— begin DATA IN THIS EXERCISE —
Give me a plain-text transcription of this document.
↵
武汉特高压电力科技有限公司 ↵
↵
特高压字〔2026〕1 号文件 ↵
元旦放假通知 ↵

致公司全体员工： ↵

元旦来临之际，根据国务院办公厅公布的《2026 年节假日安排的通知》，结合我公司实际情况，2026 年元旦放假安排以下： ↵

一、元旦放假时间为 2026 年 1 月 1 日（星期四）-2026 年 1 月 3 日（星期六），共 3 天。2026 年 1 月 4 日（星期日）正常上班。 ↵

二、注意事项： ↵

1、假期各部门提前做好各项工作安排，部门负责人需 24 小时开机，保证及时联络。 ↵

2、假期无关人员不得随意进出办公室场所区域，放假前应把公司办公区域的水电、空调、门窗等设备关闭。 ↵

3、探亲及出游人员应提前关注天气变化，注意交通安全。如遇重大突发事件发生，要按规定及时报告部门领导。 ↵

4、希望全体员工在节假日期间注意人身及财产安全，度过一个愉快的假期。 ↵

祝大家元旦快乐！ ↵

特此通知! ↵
— end DATA IN THIS EXERCISE —
WHAT YOU SHOULD DO
Repeat the entries exactly, all of them.

COMPLETE ANSWER
Give me a plain-text transcription of this document.
↵
武汉特高压电力科技有限公司 ↵
↵
特高压字〔2026〕1 号文件 ↵
元旦放假通知 ↵

致公司全体员工： ↵

元旦来临之际，根据国务院办公厅公布的《2026 年节假日安排的通知》，结合我公司实际情况，2026 年元旦放假安排以下： ↵

一、元旦放假时间为 2026 年 1 月 1 日（星期四）-2026 年 1 月 3 日（星期六），共 3 天。2026 年 1 月 4 日（星期日）正常上班。 ↵

二、注意事项： ↵

1、假期各部门提前做好各项工作安排，部门负责人需 24 小时开机，保证及时联络。 ↵

2、假期无关人员不得随意进出办公室场所区域，放假前应把公司办公区域的水电、空调、门窗等设备关闭。 ↵

3、探亲及出游人员应提前关注天气变化，注意交通安全。如遇重大突发事件发生，要按规定及时报告部门领导。 ↵

4、希望全体员工在节假日期间注意人身及财产安全，度过一个愉快的假期。 ↵

祝大家元旦快乐！ ↵

特此通知! ↵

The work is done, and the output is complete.